Excerpt from a dataset:
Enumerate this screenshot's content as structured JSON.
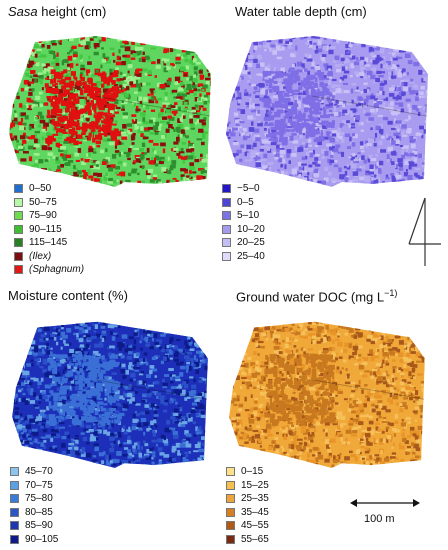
{
  "panels": [
    {
      "id": "sasa",
      "title_pre": "",
      "title_italic": "Sasa",
      "title_post": " height (cm)",
      "base_color": "#5fd65f",
      "patch_colors": [
        "#2f8f2f",
        "#9ef08e",
        "#e01010",
        "#43c743",
        "#8a1010"
      ],
      "legend": [
        {
          "label": "0–50",
          "color": "#1f6fd1",
          "italic": false
        },
        {
          "label": "50–75",
          "color": "#b6f7a8",
          "italic": false
        },
        {
          "label": "75–90",
          "color": "#6fdc4f",
          "italic": false
        },
        {
          "label": "90–115",
          "color": "#3fbf2f",
          "italic": false
        },
        {
          "label": "115–145",
          "color": "#2a7f24",
          "italic": false
        },
        {
          "label": "(Ilex)",
          "color": "#7a0f0f",
          "italic": true
        },
        {
          "label": "(Sphagnum)",
          "color": "#e01818",
          "italic": true
        }
      ]
    },
    {
      "id": "water-table",
      "title_pre": "Water table depth (cm)",
      "title_italic": "",
      "title_post": "",
      "base_color": "#a99cf0",
      "patch_colors": [
        "#7f6fe6",
        "#c8c0f6",
        "#5a4ad8",
        "#b6acf2"
      ],
      "legend": [
        {
          "label": "−5–0",
          "color": "#2216c8",
          "italic": false
        },
        {
          "label": "0–5",
          "color": "#4e44d6",
          "italic": false
        },
        {
          "label": "5–10",
          "color": "#7b72e4",
          "italic": false
        },
        {
          "label": "10–20",
          "color": "#a39cee",
          "italic": false
        },
        {
          "label": "20–25",
          "color": "#c3bef4",
          "italic": false
        },
        {
          "label": "25–40",
          "color": "#dedcf8",
          "italic": false
        }
      ]
    },
    {
      "id": "moisture",
      "title_pre": "Moisture content (%)",
      "title_italic": "",
      "title_post": "",
      "base_color": "#1d2fb8",
      "patch_colors": [
        "#3a6fd6",
        "#0c1a8a",
        "#6aa6e6",
        "#2a4fc8"
      ],
      "legend": [
        {
          "label": "45–70",
          "color": "#8cc4ee",
          "italic": false
        },
        {
          "label": "70–75",
          "color": "#5aa0e4",
          "italic": false
        },
        {
          "label": "75–80",
          "color": "#3a7ad8",
          "italic": false
        },
        {
          "label": "80–85",
          "color": "#2a56c6",
          "italic": false
        },
        {
          "label": "85–90",
          "color": "#1e36b0",
          "italic": false
        },
        {
          "label": "90–105",
          "color": "#10188a",
          "italic": false
        }
      ]
    },
    {
      "id": "doc",
      "title_pre": "Ground water DOC (mg L",
      "title_italic": "",
      "title_post": "−1)",
      "base_color": "#f0a838",
      "patch_colors": [
        "#c8781e",
        "#f6c05a",
        "#a8581a",
        "#e89428"
      ],
      "legend": [
        {
          "label": "0–15",
          "color": "#fce08a",
          "italic": false
        },
        {
          "label": "15–25",
          "color": "#f6c04c",
          "italic": false
        },
        {
          "label": "25–35",
          "color": "#eea43a",
          "italic": false
        },
        {
          "label": "35–45",
          "color": "#d67e24",
          "italic": false
        },
        {
          "label": "45–55",
          "color": "#b05a18",
          "italic": false
        },
        {
          "label": "55–65",
          "color": "#7a2a10",
          "italic": false
        }
      ]
    }
  ],
  "scale_bar_label": "100 m"
}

◆ Task to carry out
All the material shown above is to be copied exactly, with no pictures carried over.

◆ Exercise response
Enumerate this screenshot's content as structured JSON.
{
  "panels": [
    {
      "id": "sasa",
      "title_pre": "",
      "title_italic": "Sasa",
      "title_post": " height (cm)",
      "base_color": "#5fd65f",
      "patch_colors": [
        "#2f8f2f",
        "#9ef08e",
        "#e01010",
        "#43c743",
        "#8a1010"
      ],
      "legend": [
        {
          "label": "0–50",
          "color": "#1f6fd1",
          "italic": false
        },
        {
          "label": "50–75",
          "color": "#b6f7a8",
          "italic": false
        },
        {
          "label": "75–90",
          "color": "#6fdc4f",
          "italic": false
        },
        {
          "label": "90–115",
          "color": "#3fbf2f",
          "italic": false
        },
        {
          "label": "115–145",
          "color": "#2a7f24",
          "italic": false
        },
        {
          "label": "(Ilex)",
          "color": "#7a0f0f",
          "italic": true
        },
        {
          "label": "(Sphagnum)",
          "color": "#e01818",
          "italic": true
        }
      ]
    },
    {
      "id": "water-table",
      "title_pre": "Water table depth (cm)",
      "title_italic": "",
      "title_post": "",
      "base_color": "#a99cf0",
      "patch_colors": [
        "#7f6fe6",
        "#c8c0f6",
        "#5a4ad8",
        "#b6acf2"
      ],
      "legend": [
        {
          "label": "−5–0",
          "color": "#2216c8",
          "italic": false
        },
        {
          "label": "0–5",
          "color": "#4e44d6",
          "italic": false
        },
        {
          "label": "5–10",
          "color": "#7b72e4",
          "italic": false
        },
        {
          "label": "10–20",
          "color": "#a39cee",
          "italic": false
        },
        {
          "label": "20–25",
          "color": "#c3bef4",
          "italic": false
        },
        {
          "label": "25–40",
          "color": "#dedcf8",
          "italic": false
        }
      ]
    },
    {
      "id": "moisture",
      "title_pre": "Moisture content (%)",
      "title_italic": "",
      "title_post": "",
      "base_color": "#1d2fb8",
      "patch_colors": [
        "#3a6fd6",
        "#0c1a8a",
        "#6aa6e6",
        "#2a4fc8"
      ],
      "legend": [
        {
          "label": "45–70",
          "color": "#8cc4ee",
          "italic": false
        },
        {
          "label": "70–75",
          "color": "#5aa0e4",
          "italic": false
        },
        {
          "label": "75–80",
          "color": "#3a7ad8",
          "italic": false
        },
        {
          "label": "80–85",
          "color": "#2a56c6",
          "italic": false
        },
        {
          "label": "85–90",
          "color": "#1e36b0",
          "italic": false
        },
        {
          "label": "90–105",
          "color": "#10188a",
          "italic": false
        }
      ]
    },
    {
      "id": "doc",
      "title_pre": "Ground water DOC (mg L",
      "title_italic": "",
      "title_post": "−1)",
      "base_color": "#f0a838",
      "patch_colors": [
        "#c8781e",
        "#f6c05a",
        "#a8581a",
        "#e89428"
      ],
      "legend": [
        {
          "label": "0–15",
          "color": "#fce08a",
          "italic": false
        },
        {
          "label": "15–25",
          "color": "#f6c04c",
          "italic": false
        },
        {
          "label": "25–35",
          "color": "#eea43a",
          "italic": false
        },
        {
          "label": "35–45",
          "color": "#d67e24",
          "italic": false
        },
        {
          "label": "45–55",
          "color": "#b05a18",
          "italic": false
        },
        {
          "label": "55–65",
          "color": "#7a2a10",
          "italic": false
        }
      ]
    }
  ],
  "scale_bar_label": "100 m"
}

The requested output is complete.